AIM OF THE TASK:
Retype all the records with nothing changed.

Dataset items:
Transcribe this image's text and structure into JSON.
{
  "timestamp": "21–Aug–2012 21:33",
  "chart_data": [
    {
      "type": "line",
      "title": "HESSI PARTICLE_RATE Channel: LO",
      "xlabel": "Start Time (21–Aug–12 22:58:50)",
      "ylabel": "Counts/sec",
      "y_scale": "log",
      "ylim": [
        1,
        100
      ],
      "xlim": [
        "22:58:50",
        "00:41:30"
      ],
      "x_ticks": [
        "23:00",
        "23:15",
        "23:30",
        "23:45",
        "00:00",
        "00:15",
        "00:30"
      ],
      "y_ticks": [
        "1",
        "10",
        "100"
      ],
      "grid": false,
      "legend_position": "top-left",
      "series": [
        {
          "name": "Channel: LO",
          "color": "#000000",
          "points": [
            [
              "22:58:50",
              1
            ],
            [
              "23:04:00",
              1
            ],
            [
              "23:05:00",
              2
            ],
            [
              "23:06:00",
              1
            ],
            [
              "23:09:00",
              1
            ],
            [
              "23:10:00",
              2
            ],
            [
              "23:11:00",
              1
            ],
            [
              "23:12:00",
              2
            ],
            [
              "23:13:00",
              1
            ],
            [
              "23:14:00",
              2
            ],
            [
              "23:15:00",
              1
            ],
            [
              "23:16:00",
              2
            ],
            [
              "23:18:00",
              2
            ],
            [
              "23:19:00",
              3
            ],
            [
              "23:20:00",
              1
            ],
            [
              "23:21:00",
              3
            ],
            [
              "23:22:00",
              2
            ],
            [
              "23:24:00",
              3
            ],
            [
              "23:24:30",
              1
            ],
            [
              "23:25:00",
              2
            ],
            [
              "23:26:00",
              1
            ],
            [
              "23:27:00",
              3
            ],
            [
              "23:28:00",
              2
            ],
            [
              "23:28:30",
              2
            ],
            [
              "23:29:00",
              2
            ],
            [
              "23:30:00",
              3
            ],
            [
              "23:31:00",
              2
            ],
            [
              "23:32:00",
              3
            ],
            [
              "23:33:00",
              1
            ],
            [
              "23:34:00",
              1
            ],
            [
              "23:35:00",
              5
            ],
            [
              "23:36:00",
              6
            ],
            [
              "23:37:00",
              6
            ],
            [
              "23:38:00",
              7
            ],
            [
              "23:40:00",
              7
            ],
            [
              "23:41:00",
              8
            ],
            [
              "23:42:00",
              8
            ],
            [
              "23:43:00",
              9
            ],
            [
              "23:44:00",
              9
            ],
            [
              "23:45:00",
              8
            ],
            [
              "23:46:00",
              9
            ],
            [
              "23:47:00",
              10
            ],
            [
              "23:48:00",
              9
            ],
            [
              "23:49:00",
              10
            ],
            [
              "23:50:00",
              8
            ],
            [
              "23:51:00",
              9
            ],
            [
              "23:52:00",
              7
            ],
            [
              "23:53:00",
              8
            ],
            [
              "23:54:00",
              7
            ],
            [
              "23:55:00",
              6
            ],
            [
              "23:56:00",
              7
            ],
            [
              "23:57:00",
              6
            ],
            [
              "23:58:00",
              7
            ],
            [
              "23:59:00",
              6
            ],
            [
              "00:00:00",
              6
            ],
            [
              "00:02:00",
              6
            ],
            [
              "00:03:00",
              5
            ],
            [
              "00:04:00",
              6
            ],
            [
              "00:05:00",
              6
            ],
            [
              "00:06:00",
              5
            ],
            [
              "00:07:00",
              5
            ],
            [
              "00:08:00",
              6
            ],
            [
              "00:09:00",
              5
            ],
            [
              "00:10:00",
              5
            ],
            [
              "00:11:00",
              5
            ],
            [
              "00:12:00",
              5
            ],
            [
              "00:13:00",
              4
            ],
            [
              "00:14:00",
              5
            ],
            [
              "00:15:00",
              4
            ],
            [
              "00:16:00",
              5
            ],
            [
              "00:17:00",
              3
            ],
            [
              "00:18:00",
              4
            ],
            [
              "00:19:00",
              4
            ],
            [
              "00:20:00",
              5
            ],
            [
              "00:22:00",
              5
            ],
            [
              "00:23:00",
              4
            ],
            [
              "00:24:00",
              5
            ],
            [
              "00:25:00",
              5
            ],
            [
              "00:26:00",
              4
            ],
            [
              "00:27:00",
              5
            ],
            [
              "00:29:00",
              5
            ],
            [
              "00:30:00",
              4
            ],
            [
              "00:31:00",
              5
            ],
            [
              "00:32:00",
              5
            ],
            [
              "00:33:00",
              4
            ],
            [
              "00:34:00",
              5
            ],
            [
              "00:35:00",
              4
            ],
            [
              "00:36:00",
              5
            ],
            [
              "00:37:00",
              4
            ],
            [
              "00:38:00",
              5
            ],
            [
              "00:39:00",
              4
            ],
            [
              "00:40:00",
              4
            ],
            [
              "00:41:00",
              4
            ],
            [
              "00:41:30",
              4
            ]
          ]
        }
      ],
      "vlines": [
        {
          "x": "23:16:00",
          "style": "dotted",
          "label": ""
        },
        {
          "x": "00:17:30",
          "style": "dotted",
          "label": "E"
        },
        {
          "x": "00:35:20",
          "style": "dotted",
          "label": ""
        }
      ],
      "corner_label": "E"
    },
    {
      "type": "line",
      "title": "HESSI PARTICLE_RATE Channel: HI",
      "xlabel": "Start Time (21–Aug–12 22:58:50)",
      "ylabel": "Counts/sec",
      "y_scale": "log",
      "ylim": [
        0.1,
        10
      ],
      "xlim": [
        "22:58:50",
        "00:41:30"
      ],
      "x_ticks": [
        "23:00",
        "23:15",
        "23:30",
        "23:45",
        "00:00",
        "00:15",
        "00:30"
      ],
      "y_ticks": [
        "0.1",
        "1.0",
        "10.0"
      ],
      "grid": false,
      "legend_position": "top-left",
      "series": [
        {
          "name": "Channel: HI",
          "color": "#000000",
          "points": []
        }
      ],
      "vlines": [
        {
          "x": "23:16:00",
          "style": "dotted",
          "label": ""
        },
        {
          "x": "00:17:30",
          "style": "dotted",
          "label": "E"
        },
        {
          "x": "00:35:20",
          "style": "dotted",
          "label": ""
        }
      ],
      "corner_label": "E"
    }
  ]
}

COMPLETE OUTPUT:
Transcribe this image's text and structure into JSON.
{
  "timestamp": "21–Aug–2012 21:33",
  "chart_data": [
    {
      "type": "line",
      "title": "HESSI PARTICLE_RATE Channel: LO",
      "xlabel": "Start Time (21–Aug–12 22:58:50)",
      "ylabel": "Counts/sec",
      "y_scale": "log",
      "ylim": [
        1,
        100
      ],
      "xlim": [
        "22:58:50",
        "00:41:30"
      ],
      "x_ticks": [
        "23:00",
        "23:15",
        "23:30",
        "23:45",
        "00:00",
        "00:15",
        "00:30"
      ],
      "y_ticks": [
        "1",
        "10",
        "100"
      ],
      "grid": false,
      "legend_position": "top-left",
      "series": [
        {
          "name": "Channel: LO",
          "color": "#000000",
          "points": [
            [
              "22:58:50",
              1
            ],
            [
              "23:04:00",
              1
            ],
            [
              "23:05:00",
              2
            ],
            [
              "23:06:00",
              1
            ],
            [
              "23:09:00",
              1
            ],
            [
              "23:10:00",
              2
            ],
            [
              "23:11:00",
              1
            ],
            [
              "23:12:00",
              2
            ],
            [
              "23:13:00",
              1
            ],
            [
              "23:14:00",
              2
            ],
            [
              "23:15:00",
              1
            ],
            [
              "23:16:00",
              2
            ],
            [
              "23:18:00",
              2
            ],
            [
              "23:19:00",
              3
            ],
            [
              "23:20:00",
              1
            ],
            [
              "23:21:00",
              3
            ],
            [
              "23:22:00",
              2
            ],
            [
              "23:24:00",
              3
            ],
            [
              "23:24:30",
              1
            ],
            [
              "23:25:00",
              2
            ],
            [
              "23:26:00",
              1
            ],
            [
              "23:27:00",
              3
            ],
            [
              "23:28:00",
              2
            ],
            [
              "23:28:30",
              2
            ],
            [
              "23:29:00",
              2
            ],
            [
              "23:30:00",
              3
            ],
            [
              "23:31:00",
              2
            ],
            [
              "23:32:00",
              3
            ],
            [
              "23:33:00",
              1
            ],
            [
              "23:34:00",
              1
            ],
            [
              "23:35:00",
              5
            ],
            [
              "23:36:00",
              6
            ],
            [
              "23:37:00",
              6
            ],
            [
              "23:38:00",
              7
            ],
            [
              "23:40:00",
              7
            ],
            [
              "23:41:00",
              8
            ],
            [
              "23:42:00",
              8
            ],
            [
              "23:43:00",
              9
            ],
            [
              "23:44:00",
              9
            ],
            [
              "23:45:00",
              8
            ],
            [
              "23:46:00",
              9
            ],
            [
              "23:47:00",
              10
            ],
            [
              "23:48:00",
              9
            ],
            [
              "23:49:00",
              10
            ],
            [
              "23:50:00",
              8
            ],
            [
              "23:51:00",
              9
            ],
            [
              "23:52:00",
              7
            ],
            [
              "23:53:00",
              8
            ],
            [
              "23:54:00",
              7
            ],
            [
              "23:55:00",
              6
            ],
            [
              "23:56:00",
              7
            ],
            [
              "23:57:00",
              6
            ],
            [
              "23:58:00",
              7
            ],
            [
              "23:59:00",
              6
            ],
            [
              "00:00:00",
              6
            ],
            [
              "00:02:00",
              6
            ],
            [
              "00:03:00",
              5
            ],
            [
              "00:04:00",
              6
            ],
            [
              "00:05:00",
              6
            ],
            [
              "00:06:00",
              5
            ],
            [
              "00:07:00",
              5
            ],
            [
              "00:08:00",
              6
            ],
            [
              "00:09:00",
              5
            ],
            [
              "00:10:00",
              5
            ],
            [
              "00:11:00",
              5
            ],
            [
              "00:12:00",
              5
            ],
            [
              "00:13:00",
              4
            ],
            [
              "00:14:00",
              5
            ],
            [
              "00:15:00",
              4
            ],
            [
              "00:16:00",
              5
            ],
            [
              "00:17:00",
              3
            ],
            [
              "00:18:00",
              4
            ],
            [
              "00:19:00",
              4
            ],
            [
              "00:20:00",
              5
            ],
            [
              "00:22:00",
              5
            ],
            [
              "00:23:00",
              4
            ],
            [
              "00:24:00",
              5
            ],
            [
              "00:25:00",
              5
            ],
            [
              "00:26:00",
              4
            ],
            [
              "00:27:00",
              5
            ],
            [
              "00:29:00",
              5
            ],
            [
              "00:30:00",
              4
            ],
            [
              "00:31:00",
              5
            ],
            [
              "00:32:00",
              5
            ],
            [
              "00:33:00",
              4
            ],
            [
              "00:34:00",
              5
            ],
            [
              "00:35:00",
              4
            ],
            [
              "00:36:00",
              5
            ],
            [
              "00:37:00",
              4
            ],
            [
              "00:38:00",
              5
            ],
            [
              "00:39:00",
              4
            ],
            [
              "00:40:00",
              4
            ],
            [
              "00:41:00",
              4
            ],
            [
              "00:41:30",
              4
            ]
          ]
        }
      ],
      "vlines": [
        {
          "x": "23:16:00",
          "style": "dotted",
          "label": ""
        },
        {
          "x": "00:17:30",
          "style": "dotted",
          "label": "E"
        },
        {
          "x": "00:35:20",
          "style": "dotted",
          "label": ""
        }
      ],
      "corner_label": "E"
    },
    {
      "type": "line",
      "title": "HESSI PARTICLE_RATE Channel: HI",
      "xlabel": "Start Time (21–Aug–12 22:58:50)",
      "ylabel": "Counts/sec",
      "y_scale": "log",
      "ylim": [
        0.1,
        10
      ],
      "xlim": [
        "22:58:50",
        "00:41:30"
      ],
      "x_ticks": [
        "23:00",
        "23:15",
        "23:30",
        "23:45",
        "00:00",
        "00:15",
        "00:30"
      ],
      "y_ticks": [
        "0.1",
        "1.0",
        "10.0"
      ],
      "grid": false,
      "legend_position": "top-left",
      "series": [
        {
          "name": "Channel: HI",
          "color": "#000000",
          "points": []
        }
      ],
      "vlines": [
        {
          "x": "23:16:00",
          "style": "dotted",
          "label": ""
        },
        {
          "x": "00:17:30",
          "style": "dotted",
          "label": "E"
        },
        {
          "x": "00:35:20",
          "style": "dotted",
          "label": ""
        }
      ],
      "corner_label": "E"
    }
  ]
}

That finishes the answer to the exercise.